[Records from a dataset]

---*---

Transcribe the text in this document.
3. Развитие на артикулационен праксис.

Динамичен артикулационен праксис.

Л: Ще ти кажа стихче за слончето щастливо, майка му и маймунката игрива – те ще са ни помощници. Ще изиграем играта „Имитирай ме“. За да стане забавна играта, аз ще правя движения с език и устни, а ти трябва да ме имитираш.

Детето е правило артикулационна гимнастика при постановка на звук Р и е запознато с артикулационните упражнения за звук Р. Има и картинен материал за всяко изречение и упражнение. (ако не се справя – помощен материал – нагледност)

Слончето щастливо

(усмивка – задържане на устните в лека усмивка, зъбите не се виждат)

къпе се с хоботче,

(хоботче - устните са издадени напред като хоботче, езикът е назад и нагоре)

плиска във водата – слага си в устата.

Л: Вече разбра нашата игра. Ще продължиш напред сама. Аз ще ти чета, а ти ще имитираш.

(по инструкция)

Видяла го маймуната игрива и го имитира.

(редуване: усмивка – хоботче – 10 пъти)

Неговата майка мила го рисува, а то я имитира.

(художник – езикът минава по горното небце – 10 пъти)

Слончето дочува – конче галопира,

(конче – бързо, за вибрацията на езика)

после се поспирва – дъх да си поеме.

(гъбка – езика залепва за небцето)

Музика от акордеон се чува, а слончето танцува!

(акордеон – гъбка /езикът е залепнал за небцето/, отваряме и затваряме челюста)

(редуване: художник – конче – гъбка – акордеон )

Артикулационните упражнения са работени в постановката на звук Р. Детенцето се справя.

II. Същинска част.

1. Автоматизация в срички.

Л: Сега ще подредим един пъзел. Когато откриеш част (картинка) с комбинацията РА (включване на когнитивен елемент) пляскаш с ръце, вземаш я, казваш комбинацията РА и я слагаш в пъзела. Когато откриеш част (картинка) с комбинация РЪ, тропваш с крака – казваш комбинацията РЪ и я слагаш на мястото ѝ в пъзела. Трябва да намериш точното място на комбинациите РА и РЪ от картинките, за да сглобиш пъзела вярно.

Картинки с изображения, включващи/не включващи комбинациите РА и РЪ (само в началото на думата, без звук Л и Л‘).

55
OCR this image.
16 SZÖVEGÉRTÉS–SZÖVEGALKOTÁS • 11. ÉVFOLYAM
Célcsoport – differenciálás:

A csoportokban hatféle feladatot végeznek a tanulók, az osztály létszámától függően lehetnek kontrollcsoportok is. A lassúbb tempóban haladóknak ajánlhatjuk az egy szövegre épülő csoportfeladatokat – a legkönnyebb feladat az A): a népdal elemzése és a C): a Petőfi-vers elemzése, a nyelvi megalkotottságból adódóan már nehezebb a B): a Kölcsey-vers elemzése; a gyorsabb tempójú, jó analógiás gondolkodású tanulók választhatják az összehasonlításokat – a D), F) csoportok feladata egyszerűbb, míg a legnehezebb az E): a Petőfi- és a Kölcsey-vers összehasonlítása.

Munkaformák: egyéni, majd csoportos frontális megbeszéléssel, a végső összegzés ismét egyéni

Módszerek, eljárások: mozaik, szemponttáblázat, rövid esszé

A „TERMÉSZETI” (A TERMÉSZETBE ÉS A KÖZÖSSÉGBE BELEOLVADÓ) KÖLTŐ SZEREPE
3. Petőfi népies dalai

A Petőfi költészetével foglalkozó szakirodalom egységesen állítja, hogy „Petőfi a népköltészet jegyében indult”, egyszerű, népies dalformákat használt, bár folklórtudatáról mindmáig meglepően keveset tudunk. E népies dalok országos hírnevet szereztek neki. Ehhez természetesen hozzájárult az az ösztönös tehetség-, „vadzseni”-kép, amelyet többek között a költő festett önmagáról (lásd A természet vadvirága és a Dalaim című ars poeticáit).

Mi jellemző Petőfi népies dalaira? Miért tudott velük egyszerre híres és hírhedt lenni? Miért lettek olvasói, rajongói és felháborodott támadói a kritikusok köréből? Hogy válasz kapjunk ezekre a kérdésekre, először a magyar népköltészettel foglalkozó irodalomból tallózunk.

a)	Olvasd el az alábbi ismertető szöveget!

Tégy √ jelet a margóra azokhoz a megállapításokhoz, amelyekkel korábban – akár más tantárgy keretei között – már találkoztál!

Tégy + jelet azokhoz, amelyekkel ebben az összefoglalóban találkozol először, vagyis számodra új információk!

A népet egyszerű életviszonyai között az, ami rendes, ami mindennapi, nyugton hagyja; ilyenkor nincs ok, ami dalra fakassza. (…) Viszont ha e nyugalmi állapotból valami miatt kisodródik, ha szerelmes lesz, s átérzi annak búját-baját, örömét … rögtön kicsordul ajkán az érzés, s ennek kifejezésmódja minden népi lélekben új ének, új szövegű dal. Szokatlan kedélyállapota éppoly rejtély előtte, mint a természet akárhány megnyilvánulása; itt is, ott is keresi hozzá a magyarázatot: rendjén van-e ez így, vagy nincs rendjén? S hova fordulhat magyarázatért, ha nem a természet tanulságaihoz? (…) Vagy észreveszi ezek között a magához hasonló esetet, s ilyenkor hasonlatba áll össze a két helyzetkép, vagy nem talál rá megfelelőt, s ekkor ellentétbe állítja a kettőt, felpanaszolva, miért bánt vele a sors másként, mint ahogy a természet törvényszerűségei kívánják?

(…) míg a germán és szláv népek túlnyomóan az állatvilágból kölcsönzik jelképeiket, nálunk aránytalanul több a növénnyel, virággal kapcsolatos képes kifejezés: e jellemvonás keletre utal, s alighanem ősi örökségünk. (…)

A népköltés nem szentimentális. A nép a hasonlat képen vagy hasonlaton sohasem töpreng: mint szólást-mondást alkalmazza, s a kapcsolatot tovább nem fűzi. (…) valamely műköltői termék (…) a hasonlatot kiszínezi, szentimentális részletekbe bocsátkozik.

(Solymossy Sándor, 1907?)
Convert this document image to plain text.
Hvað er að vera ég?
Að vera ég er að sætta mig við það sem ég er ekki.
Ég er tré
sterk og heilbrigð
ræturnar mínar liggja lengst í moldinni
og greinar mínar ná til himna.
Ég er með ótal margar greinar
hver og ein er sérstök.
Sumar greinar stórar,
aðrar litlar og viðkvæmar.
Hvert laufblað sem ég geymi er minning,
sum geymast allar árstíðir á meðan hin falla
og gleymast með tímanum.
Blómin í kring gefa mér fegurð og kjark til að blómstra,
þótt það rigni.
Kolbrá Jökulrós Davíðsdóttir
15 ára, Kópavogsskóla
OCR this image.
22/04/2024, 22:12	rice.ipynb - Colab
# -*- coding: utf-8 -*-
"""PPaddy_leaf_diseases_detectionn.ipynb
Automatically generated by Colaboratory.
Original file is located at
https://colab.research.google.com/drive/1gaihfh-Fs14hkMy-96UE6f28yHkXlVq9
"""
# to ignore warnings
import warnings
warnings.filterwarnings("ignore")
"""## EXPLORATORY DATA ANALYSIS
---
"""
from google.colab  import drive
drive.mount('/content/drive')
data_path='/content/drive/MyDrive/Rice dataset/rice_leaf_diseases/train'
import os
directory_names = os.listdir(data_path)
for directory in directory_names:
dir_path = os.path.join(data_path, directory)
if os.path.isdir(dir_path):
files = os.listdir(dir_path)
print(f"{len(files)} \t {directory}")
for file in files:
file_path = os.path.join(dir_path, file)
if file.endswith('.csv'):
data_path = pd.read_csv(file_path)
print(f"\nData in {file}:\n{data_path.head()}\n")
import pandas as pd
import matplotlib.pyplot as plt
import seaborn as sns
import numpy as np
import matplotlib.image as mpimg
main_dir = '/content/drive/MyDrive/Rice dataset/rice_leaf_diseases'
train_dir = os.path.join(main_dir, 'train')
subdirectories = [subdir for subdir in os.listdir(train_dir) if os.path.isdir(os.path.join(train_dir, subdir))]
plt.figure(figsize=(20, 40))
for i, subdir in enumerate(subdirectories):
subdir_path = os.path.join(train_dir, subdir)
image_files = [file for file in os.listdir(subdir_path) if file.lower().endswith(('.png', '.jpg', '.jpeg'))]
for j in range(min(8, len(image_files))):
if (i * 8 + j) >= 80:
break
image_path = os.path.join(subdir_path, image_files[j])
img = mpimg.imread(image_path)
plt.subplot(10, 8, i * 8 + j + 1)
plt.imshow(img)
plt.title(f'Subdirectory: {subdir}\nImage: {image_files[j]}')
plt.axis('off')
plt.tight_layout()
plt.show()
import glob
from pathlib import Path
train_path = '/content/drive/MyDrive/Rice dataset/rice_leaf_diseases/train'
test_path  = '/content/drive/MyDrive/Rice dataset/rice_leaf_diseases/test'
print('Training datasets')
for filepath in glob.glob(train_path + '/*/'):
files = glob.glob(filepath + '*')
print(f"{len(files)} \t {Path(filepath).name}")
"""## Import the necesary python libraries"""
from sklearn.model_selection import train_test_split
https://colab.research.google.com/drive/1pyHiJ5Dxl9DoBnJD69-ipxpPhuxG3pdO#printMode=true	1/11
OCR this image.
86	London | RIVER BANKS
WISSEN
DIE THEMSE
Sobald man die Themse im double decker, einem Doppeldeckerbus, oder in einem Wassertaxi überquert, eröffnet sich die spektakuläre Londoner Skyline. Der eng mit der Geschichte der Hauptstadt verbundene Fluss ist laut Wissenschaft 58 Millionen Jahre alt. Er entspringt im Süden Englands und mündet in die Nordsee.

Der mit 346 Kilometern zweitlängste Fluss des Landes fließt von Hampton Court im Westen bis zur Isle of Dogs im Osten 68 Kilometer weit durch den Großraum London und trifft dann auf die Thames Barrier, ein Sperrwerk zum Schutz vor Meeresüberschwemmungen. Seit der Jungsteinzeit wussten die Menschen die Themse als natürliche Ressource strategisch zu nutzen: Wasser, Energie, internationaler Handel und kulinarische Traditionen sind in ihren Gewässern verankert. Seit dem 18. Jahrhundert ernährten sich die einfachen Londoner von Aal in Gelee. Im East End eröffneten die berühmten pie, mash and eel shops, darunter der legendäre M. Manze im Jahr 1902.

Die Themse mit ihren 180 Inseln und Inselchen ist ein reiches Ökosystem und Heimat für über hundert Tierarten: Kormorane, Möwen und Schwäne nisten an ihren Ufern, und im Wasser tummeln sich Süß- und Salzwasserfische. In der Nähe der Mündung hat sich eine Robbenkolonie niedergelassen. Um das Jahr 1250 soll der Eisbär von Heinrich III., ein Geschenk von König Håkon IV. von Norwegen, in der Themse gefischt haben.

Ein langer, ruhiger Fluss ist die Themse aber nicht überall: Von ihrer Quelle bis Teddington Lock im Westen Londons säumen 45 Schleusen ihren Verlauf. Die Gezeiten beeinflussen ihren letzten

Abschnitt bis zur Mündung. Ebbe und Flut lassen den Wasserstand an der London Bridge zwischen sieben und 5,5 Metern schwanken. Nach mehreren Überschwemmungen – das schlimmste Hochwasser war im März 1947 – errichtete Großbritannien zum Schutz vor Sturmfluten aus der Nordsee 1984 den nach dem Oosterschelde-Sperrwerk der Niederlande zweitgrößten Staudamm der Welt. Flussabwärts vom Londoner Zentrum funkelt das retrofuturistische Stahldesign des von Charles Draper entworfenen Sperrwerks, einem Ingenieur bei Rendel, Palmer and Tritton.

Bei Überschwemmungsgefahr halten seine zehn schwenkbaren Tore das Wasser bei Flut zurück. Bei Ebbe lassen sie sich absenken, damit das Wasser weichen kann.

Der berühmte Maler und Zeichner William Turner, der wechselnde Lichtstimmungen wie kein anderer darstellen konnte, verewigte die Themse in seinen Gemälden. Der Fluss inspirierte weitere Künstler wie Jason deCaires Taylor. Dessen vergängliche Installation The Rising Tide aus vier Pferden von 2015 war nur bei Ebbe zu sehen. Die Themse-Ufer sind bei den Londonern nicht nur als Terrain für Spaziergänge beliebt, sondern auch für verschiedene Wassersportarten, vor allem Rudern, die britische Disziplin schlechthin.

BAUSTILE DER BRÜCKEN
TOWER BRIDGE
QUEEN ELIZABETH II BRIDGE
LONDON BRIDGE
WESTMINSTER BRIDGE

---*---

Single out each line of the records above with the string "mpimg" in it, and copy it.

import matplotlib.image as mpimg
img = mpimg.imread(image_path)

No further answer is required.